▶ [What you are asked to do]: Set down every line of the material below verbatim, keeping each character and its order unchanged.

▶ [Material]:
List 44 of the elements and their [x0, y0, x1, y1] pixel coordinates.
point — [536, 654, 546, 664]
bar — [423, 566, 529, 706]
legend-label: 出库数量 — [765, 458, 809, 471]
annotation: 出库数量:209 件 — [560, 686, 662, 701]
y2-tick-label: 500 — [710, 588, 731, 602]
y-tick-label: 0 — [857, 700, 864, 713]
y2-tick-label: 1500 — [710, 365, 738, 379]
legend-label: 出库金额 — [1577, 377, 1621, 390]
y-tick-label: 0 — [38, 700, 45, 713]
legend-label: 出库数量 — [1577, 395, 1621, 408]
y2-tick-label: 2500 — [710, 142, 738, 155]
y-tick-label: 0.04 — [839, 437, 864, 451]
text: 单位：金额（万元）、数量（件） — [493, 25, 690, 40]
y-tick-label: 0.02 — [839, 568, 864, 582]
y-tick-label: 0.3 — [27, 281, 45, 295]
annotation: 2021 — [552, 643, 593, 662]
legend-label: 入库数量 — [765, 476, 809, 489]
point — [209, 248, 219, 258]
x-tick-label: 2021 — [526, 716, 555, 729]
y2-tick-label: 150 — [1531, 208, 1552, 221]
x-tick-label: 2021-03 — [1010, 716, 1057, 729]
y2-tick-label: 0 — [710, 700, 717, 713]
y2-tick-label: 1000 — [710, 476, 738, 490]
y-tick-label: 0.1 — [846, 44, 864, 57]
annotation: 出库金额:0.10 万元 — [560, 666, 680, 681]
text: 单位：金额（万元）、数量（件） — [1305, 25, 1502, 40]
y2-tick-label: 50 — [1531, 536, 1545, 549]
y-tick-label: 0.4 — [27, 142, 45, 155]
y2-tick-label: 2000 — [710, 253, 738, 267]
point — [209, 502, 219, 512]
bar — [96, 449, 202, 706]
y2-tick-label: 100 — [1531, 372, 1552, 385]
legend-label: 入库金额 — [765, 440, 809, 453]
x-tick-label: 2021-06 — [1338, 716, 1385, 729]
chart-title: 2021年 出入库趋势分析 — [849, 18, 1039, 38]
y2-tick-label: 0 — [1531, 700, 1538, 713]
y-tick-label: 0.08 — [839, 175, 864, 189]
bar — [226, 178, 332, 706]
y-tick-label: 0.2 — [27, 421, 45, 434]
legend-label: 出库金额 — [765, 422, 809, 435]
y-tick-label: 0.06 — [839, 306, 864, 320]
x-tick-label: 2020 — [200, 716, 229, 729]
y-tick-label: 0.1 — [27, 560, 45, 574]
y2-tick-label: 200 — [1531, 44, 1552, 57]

▶ [Exercise response]:
List 44 of the elements and their [x0, y0, x1, y1] pixel coordinates.
point — [536, 654, 546, 664]
bar — [423, 566, 529, 706]
legend-label: 出库数量 — [765, 458, 809, 471]
annotation: 出库数量:209 件 — [560, 686, 662, 701]
y2-tick-label: 500 — [710, 588, 731, 602]
y-tick-label: 0 — [857, 700, 864, 713]
y2-tick-label: 1500 — [710, 365, 738, 379]
legend-label: 出库金额 — [1577, 377, 1621, 390]
y-tick-label: 0 — [38, 700, 45, 713]
legend-label: 出库数量 — [1577, 395, 1621, 408]
y2-tick-label: 2500 — [710, 142, 738, 155]
y-tick-label: 0.04 — [839, 437, 864, 451]
text: 单位：金额（万元）、数量（件） — [493, 25, 690, 40]
y-tick-label: 0.02 — [839, 568, 864, 582]
y-tick-label: 0.3 — [27, 281, 45, 295]
annotation: 2021 — [552, 643, 593, 662]
legend-label: 入库数量 — [765, 476, 809, 489]
point — [209, 248, 219, 258]
x-tick-label: 2021 — [526, 716, 555, 729]
y2-tick-label: 150 — [1531, 208, 1552, 221]
x-tick-label: 2021-03 — [1010, 716, 1057, 729]
y2-tick-label: 0 — [710, 700, 717, 713]
y2-tick-label: 1000 — [710, 476, 738, 490]
y-tick-label: 0.1 — [846, 44, 864, 57]
annotation: 出库金额:0.10 万元 — [560, 666, 680, 681]
text: 单位：金额（万元）、数量（件） — [1305, 25, 1502, 40]
y2-tick-label: 50 — [1531, 536, 1545, 549]
y-tick-label: 0.4 — [27, 142, 45, 155]
y2-tick-label: 2000 — [710, 253, 738, 267]
point — [209, 502, 219, 512]
bar — [96, 449, 202, 706]
y2-tick-label: 100 — [1531, 372, 1552, 385]
legend-label: 入库金额 — [765, 440, 809, 453]
x-tick-label: 2021-06 — [1338, 716, 1385, 729]
chart-title: 2021年 出入库趋势分析 — [849, 18, 1039, 38]
y2-tick-label: 0 — [1531, 700, 1538, 713]
y-tick-label: 0.08 — [839, 175, 864, 189]
bar — [226, 178, 332, 706]
y-tick-label: 0.2 — [27, 421, 45, 434]
legend-label: 出库金额 — [765, 422, 809, 435]
y-tick-label: 0.06 — [839, 306, 864, 320]
x-tick-label: 2020 — [200, 716, 229, 729]
y-tick-label: 0.1 — [27, 560, 45, 574]
y2-tick-label: 200 — [1531, 44, 1552, 57]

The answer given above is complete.